Please reproduce every record, keeping each one exactly as written.

++++++++

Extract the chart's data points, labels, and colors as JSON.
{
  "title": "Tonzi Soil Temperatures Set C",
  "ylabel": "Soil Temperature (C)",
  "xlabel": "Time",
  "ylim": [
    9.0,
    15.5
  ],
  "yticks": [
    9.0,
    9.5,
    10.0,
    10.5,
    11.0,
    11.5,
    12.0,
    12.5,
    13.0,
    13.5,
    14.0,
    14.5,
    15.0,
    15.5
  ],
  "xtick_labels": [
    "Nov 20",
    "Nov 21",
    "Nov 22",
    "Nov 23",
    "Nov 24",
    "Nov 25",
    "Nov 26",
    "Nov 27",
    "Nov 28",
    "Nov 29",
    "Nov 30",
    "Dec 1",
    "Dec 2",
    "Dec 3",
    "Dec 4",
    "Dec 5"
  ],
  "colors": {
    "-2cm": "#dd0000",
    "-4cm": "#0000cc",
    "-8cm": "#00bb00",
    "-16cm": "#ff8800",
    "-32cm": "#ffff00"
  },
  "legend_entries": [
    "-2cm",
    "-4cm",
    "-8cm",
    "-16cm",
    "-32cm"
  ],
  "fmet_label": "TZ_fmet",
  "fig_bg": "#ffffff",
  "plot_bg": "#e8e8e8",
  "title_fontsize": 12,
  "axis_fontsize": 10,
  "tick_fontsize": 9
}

++++++++

> TASK RESULT
Extract the chart's data points, labels, and colors as JSON.
{
  "title": "Tonzi Soil Temperatures Set C",
  "ylabel": "Soil Temperature (C)",
  "xlabel": "Time",
  "ylim": [
    9.0,
    15.5
  ],
  "yticks": [
    9.0,
    9.5,
    10.0,
    10.5,
    11.0,
    11.5,
    12.0,
    12.5,
    13.0,
    13.5,
    14.0,
    14.5,
    15.0,
    15.5
  ],
  "xtick_labels": [
    "Nov 20",
    "Nov 21",
    "Nov 22",
    "Nov 23",
    "Nov 24",
    "Nov 25",
    "Nov 26",
    "Nov 27",
    "Nov 28",
    "Nov 29",
    "Nov 30",
    "Dec 1",
    "Dec 2",
    "Dec 3",
    "Dec 4",
    "Dec 5"
  ],
  "colors": {
    "-2cm": "#dd0000",
    "-4cm": "#0000cc",
    "-8cm": "#00bb00",
    "-16cm": "#ff8800",
    "-32cm": "#ffff00"
  },
  "legend_entries": [
    "-2cm",
    "-4cm",
    "-8cm",
    "-16cm",
    "-32cm"
  ],
  "fmet_label": "TZ_fmet",
  "fig_bg": "#ffffff",
  "plot_bg": "#e8e8e8",
  "title_fontsize": 12,
  "axis_fontsize": 10,
  "tick_fontsize": 9
}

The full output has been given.